__Available records__
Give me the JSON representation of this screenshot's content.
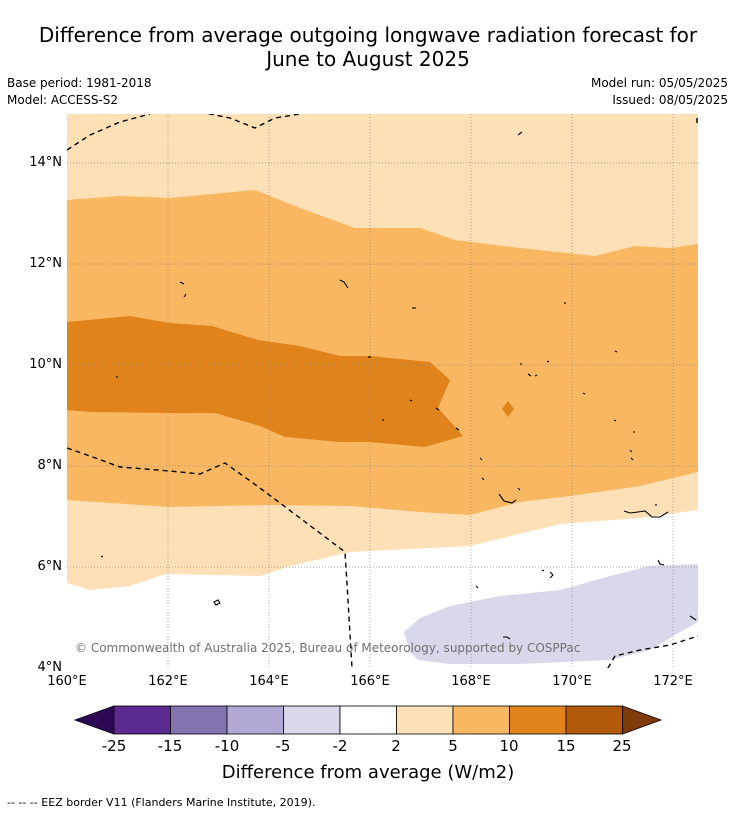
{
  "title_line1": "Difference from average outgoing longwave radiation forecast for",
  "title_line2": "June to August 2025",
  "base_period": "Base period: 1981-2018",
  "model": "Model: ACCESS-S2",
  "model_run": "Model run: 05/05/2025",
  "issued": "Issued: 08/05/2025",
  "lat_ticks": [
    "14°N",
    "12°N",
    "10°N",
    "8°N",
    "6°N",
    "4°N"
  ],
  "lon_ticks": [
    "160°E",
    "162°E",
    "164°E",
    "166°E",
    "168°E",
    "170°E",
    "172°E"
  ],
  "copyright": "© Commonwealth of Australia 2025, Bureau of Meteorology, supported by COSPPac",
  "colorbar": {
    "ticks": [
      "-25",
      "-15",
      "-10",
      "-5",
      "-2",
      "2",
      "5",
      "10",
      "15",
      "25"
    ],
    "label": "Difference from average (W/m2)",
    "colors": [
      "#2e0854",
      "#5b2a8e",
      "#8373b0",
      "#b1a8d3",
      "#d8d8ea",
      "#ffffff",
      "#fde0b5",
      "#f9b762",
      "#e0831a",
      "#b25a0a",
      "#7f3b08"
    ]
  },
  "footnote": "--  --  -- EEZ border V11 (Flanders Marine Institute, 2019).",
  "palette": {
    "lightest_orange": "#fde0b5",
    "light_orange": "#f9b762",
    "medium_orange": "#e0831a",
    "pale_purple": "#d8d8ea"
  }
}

* * *

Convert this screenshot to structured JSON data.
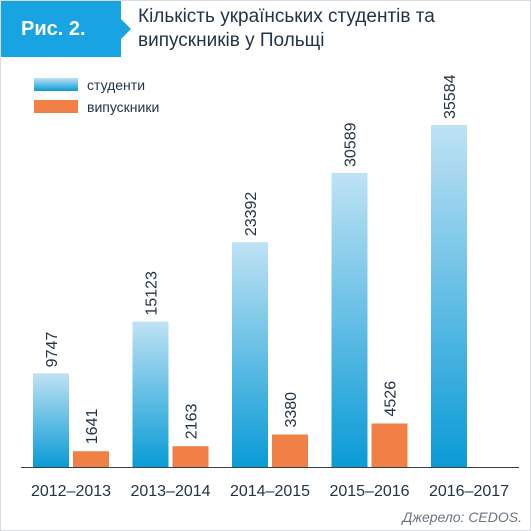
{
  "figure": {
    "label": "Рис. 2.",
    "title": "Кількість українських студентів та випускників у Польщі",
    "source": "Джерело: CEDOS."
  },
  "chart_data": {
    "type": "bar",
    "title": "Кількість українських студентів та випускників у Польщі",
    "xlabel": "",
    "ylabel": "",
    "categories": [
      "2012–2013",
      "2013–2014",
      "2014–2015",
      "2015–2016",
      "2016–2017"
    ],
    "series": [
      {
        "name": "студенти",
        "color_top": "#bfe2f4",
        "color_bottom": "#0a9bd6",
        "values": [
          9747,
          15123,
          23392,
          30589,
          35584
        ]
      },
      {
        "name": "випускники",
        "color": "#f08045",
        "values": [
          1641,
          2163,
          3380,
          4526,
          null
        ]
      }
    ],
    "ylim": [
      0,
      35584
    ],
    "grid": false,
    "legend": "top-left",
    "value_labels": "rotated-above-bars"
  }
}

__Directions for this task__
From the entries above, list each line with "screenshot" in it.

__Response to this exercise__
Give me the JSON representation of this screenshot's content.
Convert this screenshot to structured JSON data.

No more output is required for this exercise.